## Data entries
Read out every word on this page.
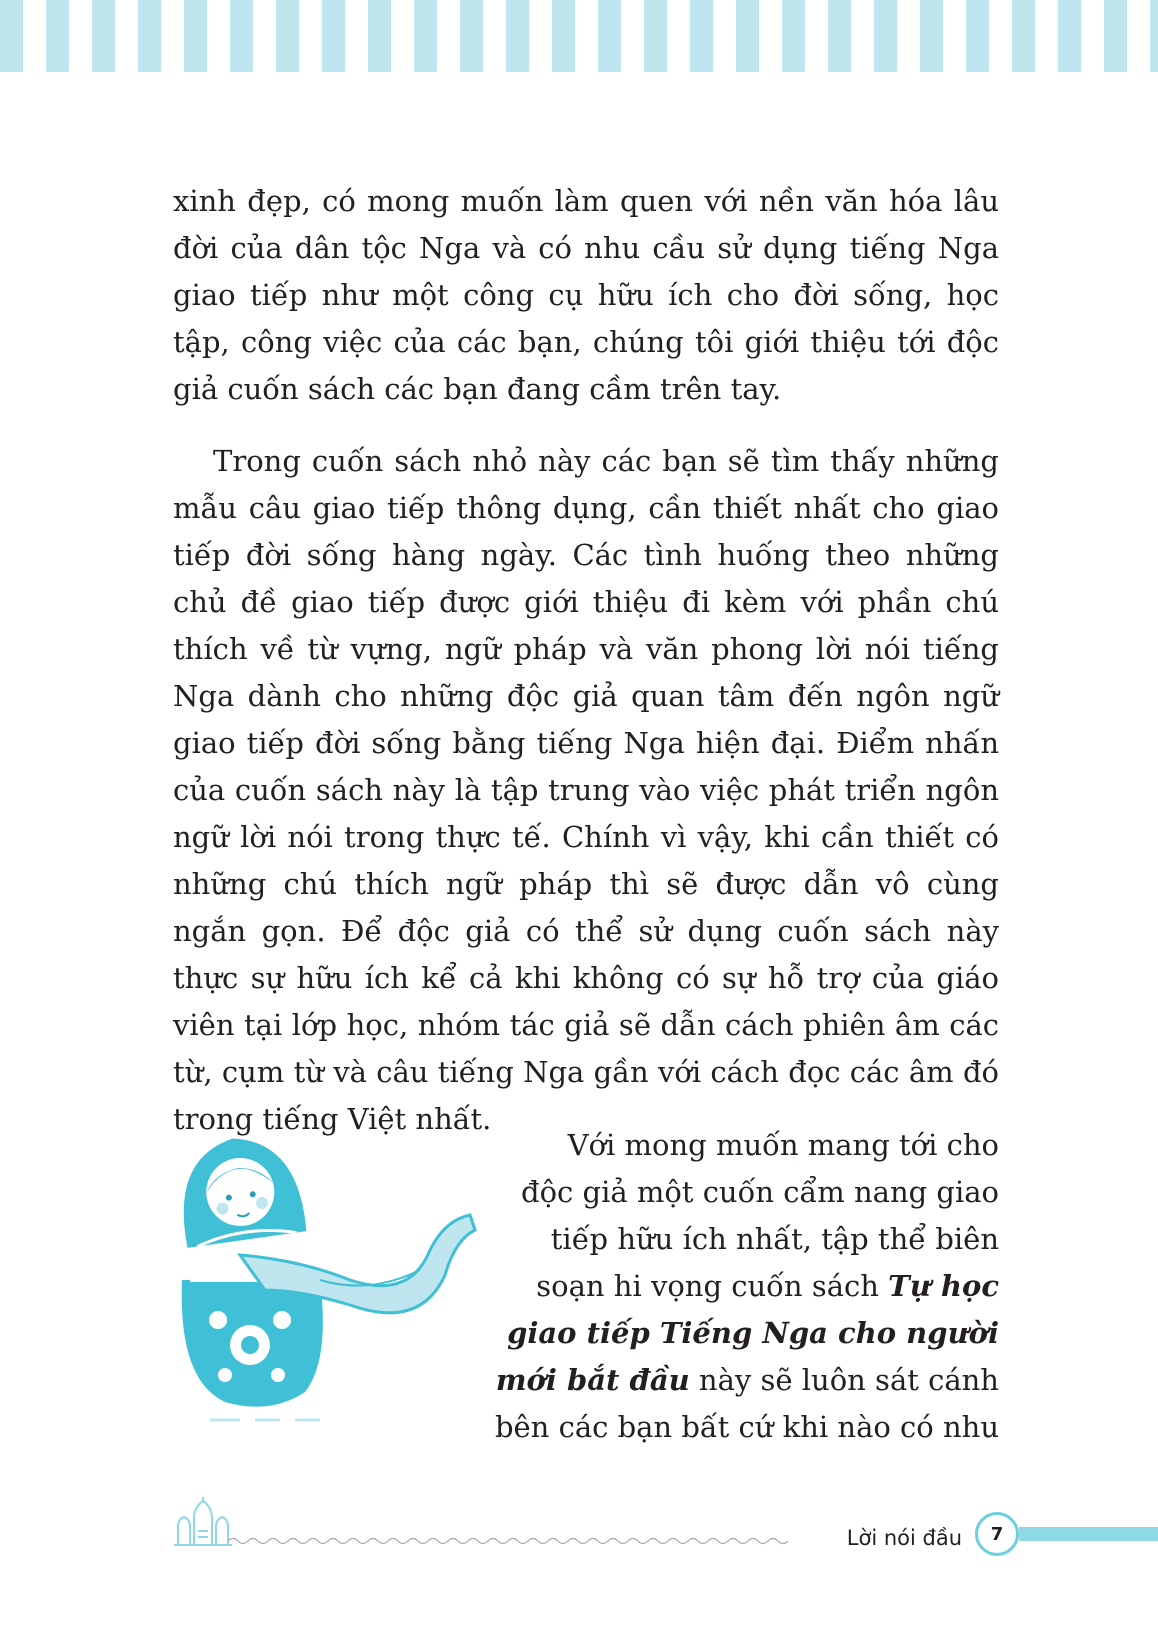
xinh đẹp, có mong muốn làm quen với nền văn hóa lâu đời của dân tộc Nga và có nhu cầu sử dụng tiếng Nga giao tiếp như một công cụ hữu ích cho đời sống, học tập, công việc của các bạn, chúng tôi giới thiệu tới độc giả cuốn sách các bạn đang cầm trên tay.

Trong cuốn sách nhỏ này các bạn sẽ tìm thấy những mẫu câu giao tiếp thông dụng, cần thiết nhất cho giao tiếp đời sống hàng ngày. Các tình huống theo những chủ đề giao tiếp được giới thiệu đi kèm với phần chú thích về từ vựng, ngữ pháp và văn phong lời nói tiếng Nga dành cho những độc giả quan tâm đến ngôn ngữ giao tiếp đời sống bằng tiếng Nga hiện đại. Điểm nhấn của cuốn sách này là tập trung vào việc phát triển ngôn ngữ lời nói trong thực tế. Chính vì vậy, khi cần thiết có những chú thích ngữ pháp thì sẽ được dẫn vô cùng ngắn gọn. Để độc giả có thể sử dụng cuốn sách này thực sự hữu ích kể cả khi không có sự hỗ trợ của giáo viên tại lớp học, nhóm tác giả sẽ dẫn cách phiên âm các từ, cụm từ và câu tiếng Nga gần với cách đọc các âm đó trong tiếng Việt nhất.

Với mong muốn mang tới cho
độc giả một cuốn cẩm nang giao
tiếp hữu ích nhất, tập thể biên
soạn hi vọng cuốn sách Tự học
giao tiếp Tiếng Nga cho người
mới bắt đầu này sẽ luôn sát cánh
bên các bạn bất cứ khi nào có nhu

Lời nói đầu	7
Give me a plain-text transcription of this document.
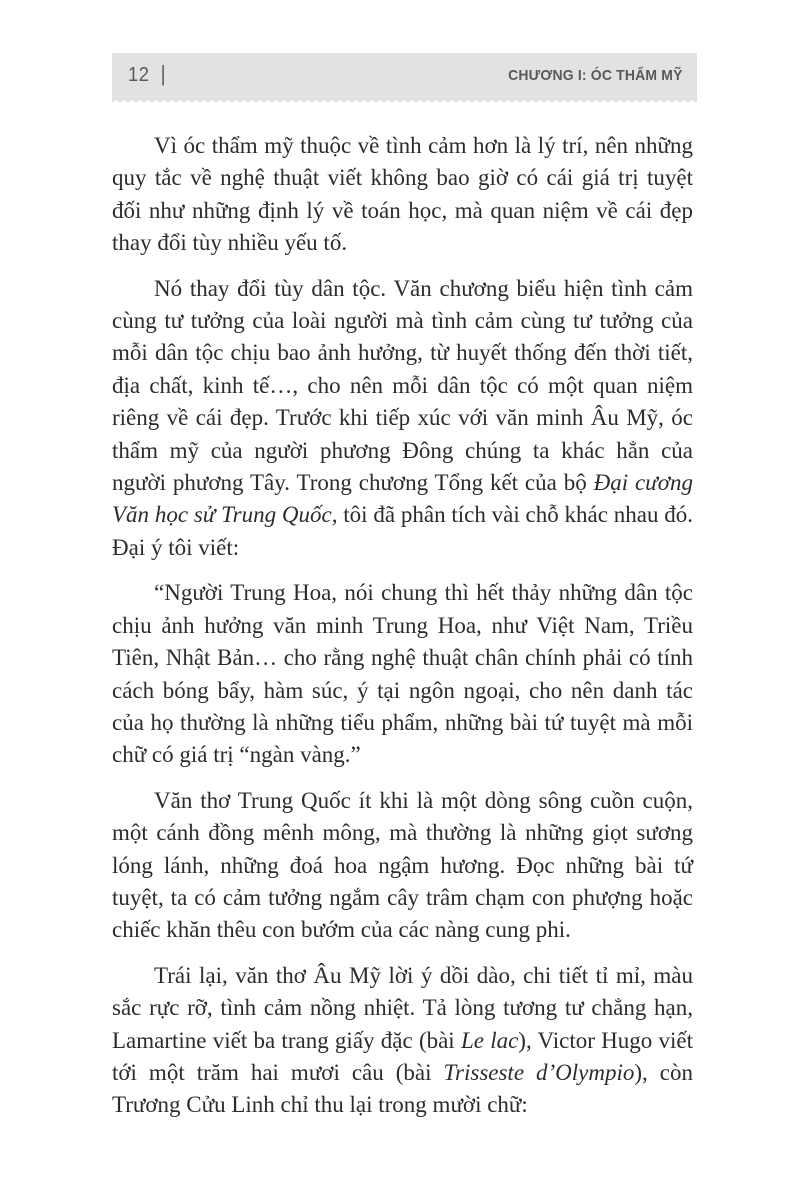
12 |	CHƯƠNG I: ÓC THẨM MỸ

Vì óc thẩm mỹ thuộc về tình cảm hơn là lý trí, nên những quy tắc về nghệ thuật viết không bao giờ có cái giá trị tuyệt đối như những định lý về toán học, mà quan niệm về cái đẹp thay đổi tùy nhiều yếu tố.

Nó thay đổi tùy dân tộc. Văn chương biểu hiện tình cảm cùng tư tưởng của loài người mà tình cảm cùng tư tưởng của mỗi dân tộc chịu bao ảnh hưởng, từ huyết thống đến thời tiết, địa chất, kinh tế…, cho nên mỗi dân tộc có một quan niệm riêng về cái đẹp. Trước khi tiếp xúc với văn minh Âu Mỹ, óc thẩm mỹ của người phương Đông chúng ta khác hẳn của người phương Tây. Trong chương Tổng kết của bộ Đại cương Văn học sử Trung Quốc, tôi đã phân tích vài chỗ khác nhau đó. Đại ý tôi viết:

“Người Trung Hoa, nói chung thì hết thảy những dân tộc chịu ảnh hưởng văn minh Trung Hoa, như Việt Nam, Triều Tiên, Nhật Bản… cho rằng nghệ thuật chân chính phải có tính cách bóng bẩy, hàm súc, ý tại ngôn ngoại, cho nên danh tác của họ thường là những tiểu phẩm, những bài tứ tuyệt mà mỗi chữ có giá trị “ngàn vàng.”

Văn thơ Trung Quốc ít khi là một dòng sông cuồn cuộn, một cánh đồng mênh mông, mà thường là những giọt sương lóng lánh, những đoá hoa ngậm hương. Đọc những bài tứ tuyệt, ta có cảm tưởng ngắm cây trâm chạm con phượng hoặc chiếc khăn thêu con bướm của các nàng cung phi.

Trái lại, văn thơ Âu Mỹ lời ý dồi dào, chi tiết tỉ mỉ, màu sắc rực rỡ, tình cảm nồng nhiệt. Tả lòng tương tư chẳng hạn, Lamartine viết ba trang giấy đặc (bài Le lac), Victor Hugo viết tới một trăm hai mươi câu (bài Trisseste d’Olympio), còn Trương Cửu Linh chỉ thu lại trong mười chữ:
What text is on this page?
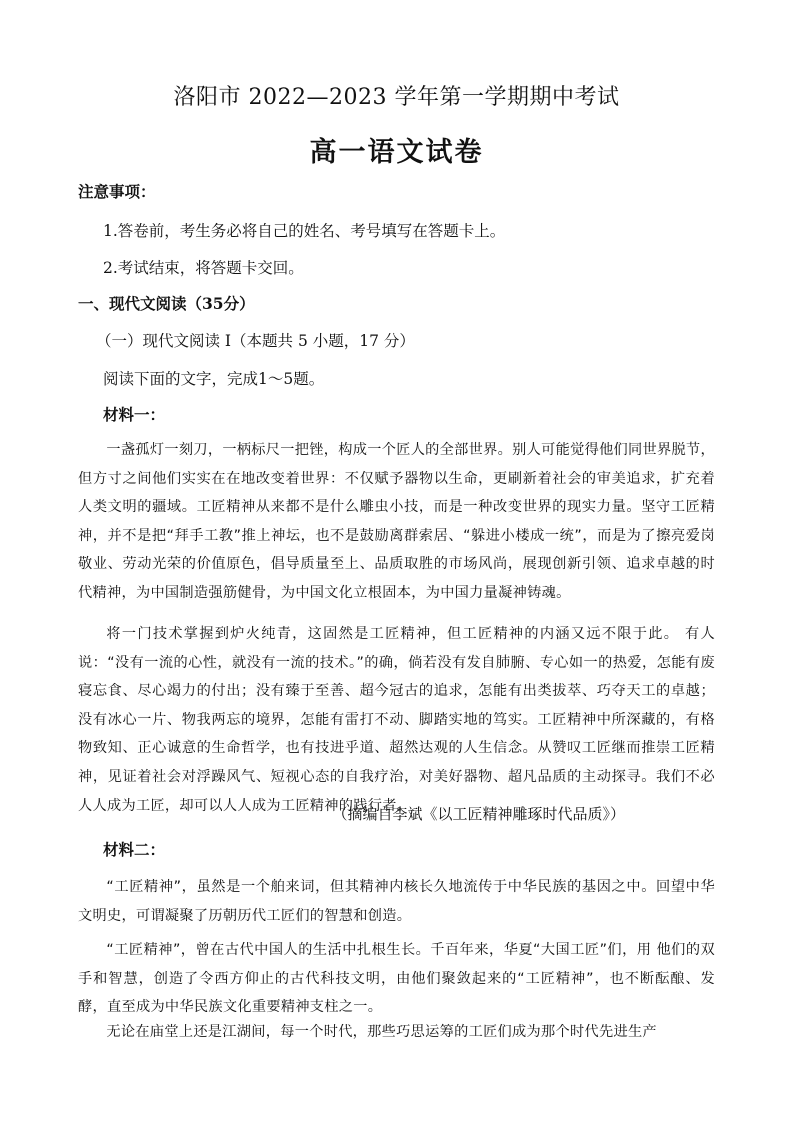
洛阳市 2022—2023 学年第一学期期中考试
高一语文试卷
注意事项：
1.答卷前，考生务必将自己的姓名、考号填写在答题卡上。
2.考试结束，将答题卡交回。
一、现代文阅读（35分）
（一）现代文阅读 I（本题共 5 小题，17 分）
阅读下面的文字，完成1～5题。
材料一：
一盏孤灯一刻刀，一柄标尺一把锉，构成一个匠人的全部世界。别人可能觉得他们同世界脱节，但方寸之间他们实实在在地改变着世界：不仅赋予器物以生命，更刷新着社会的审美追求，扩充着人类文明的疆域。工匠精神从来都不是什么雕虫小技，而是一种改变世界的现实力量。坚守工匠精神，并不是把“拜手工教”推上神坛，也不是鼓励离群索居、“躲进小楼成一统”，而是为了擦亮爱岗敬业、劳动光荣的价值原色，倡导质量至上、品质取胜的市场风尚，展现创新引领、追求卓越的时代精神，为中国制造强筋健骨，为中国文化立根固本，为中国力量凝神铸魂。
将一门技术掌握到炉火纯青，这固然是工匠精神，但工匠精神的内涵又远不限于此。 有人说：“没有一流的心性，就没有一流的技术。”的确，倘若没有发自肺腑、专心如一的热爱，怎能有废寝忘食、尽心竭力的付出；没有臻于至善、超今冠古的追求，怎能有出类拔萃、巧夺天工的卓越；没有冰心一片、物我两忘的境界，怎能有雷打不动、脚踏实地的笃实。工匠精神中所深藏的，有格物致知、正心诚意的生命哲学，也有技进乎道、超然达观的人生信念。从赞叹工匠继而推崇工匠精神，见证着社会对浮躁风气、短视心态的自我疗治，对美好器物、超凡品质的主动探寻。我们不必人人成为工匠，却可以人人成为工匠精神的践行者。
（摘编自李斌《以工匠精神雕琢时代品质》）
材料二：
“工匠精神”，虽然是一个舶来词，但其精神内核长久地流传于中华民族的基因之中。回望中华文明史，可谓凝聚了历朝历代工匠们的智慧和创造。
“工匠精神”，曾在古代中国人的生活中扎根生长。千百年来，华夏“大国工匠”们，用 他们的双手和智慧，创造了令西方仰止的古代科技文明，由他们聚敛起来的“工匠精神”，也不断酝酿、发酵，直至成为中华民族文化重要精神支柱之一。
无论在庙堂上还是江湖间，每一个时代，那些巧思运筹的工匠们成为那个时代先进生产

## Requirements
Print once more, exactly, the lines from the one with "What text is on this page?" through the last line of the data, both ends included, without any pictures.

## Answer to this exercise
What text is on this page?
洛阳市 2022—2023 学年第一学期期中考试
高一语文试卷
注意事项：
1.答卷前，考生务必将自己的姓名、考号填写在答题卡上。
2.考试结束，将答题卡交回。
一、现代文阅读（35分）
（一）现代文阅读 I（本题共 5 小题，17 分）
阅读下面的文字，完成1～5题。
材料一：
一盏孤灯一刻刀，一柄标尺一把锉，构成一个匠人的全部世界。别人可能觉得他们同世界脱节，但方寸之间他们实实在在地改变着世界：不仅赋予器物以生命，更刷新着社会的审美追求，扩充着人类文明的疆域。工匠精神从来都不是什么雕虫小技，而是一种改变世界的现实力量。坚守工匠精神，并不是把“拜手工教”推上神坛，也不是鼓励离群索居、“躲进小楼成一统”，而是为了擦亮爱岗敬业、劳动光荣的价值原色，倡导质量至上、品质取胜的市场风尚，展现创新引领、追求卓越的时代精神，为中国制造强筋健骨，为中国文化立根固本，为中国力量凝神铸魂。
将一门技术掌握到炉火纯青，这固然是工匠精神，但工匠精神的内涵又远不限于此。 有人说：“没有一流的心性，就没有一流的技术。”的确，倘若没有发自肺腑、专心如一的热爱，怎能有废寝忘食、尽心竭力的付出；没有臻于至善、超今冠古的追求，怎能有出类拔萃、巧夺天工的卓越；没有冰心一片、物我两忘的境界，怎能有雷打不动、脚踏实地的笃实。工匠精神中所深藏的，有格物致知、正心诚意的生命哲学，也有技进乎道、超然达观的人生信念。从赞叹工匠继而推崇工匠精神，见证着社会对浮躁风气、短视心态的自我疗治，对美好器物、超凡品质的主动探寻。我们不必人人成为工匠，却可以人人成为工匠精神的践行者。
（摘编自李斌《以工匠精神雕琢时代品质》）
材料二：
“工匠精神”，虽然是一个舶来词，但其精神内核长久地流传于中华民族的基因之中。回望中华文明史，可谓凝聚了历朝历代工匠们的智慧和创造。
“工匠精神”，曾在古代中国人的生活中扎根生长。千百年来，华夏“大国工匠”们，用 他们的双手和智慧，创造了令西方仰止的古代科技文明，由他们聚敛起来的“工匠精神”，也不断酝酿、发酵，直至成为中华民族文化重要精神支柱之一。
无论在庙堂上还是江湖间，每一个时代，那些巧思运筹的工匠们成为那个时代先进生产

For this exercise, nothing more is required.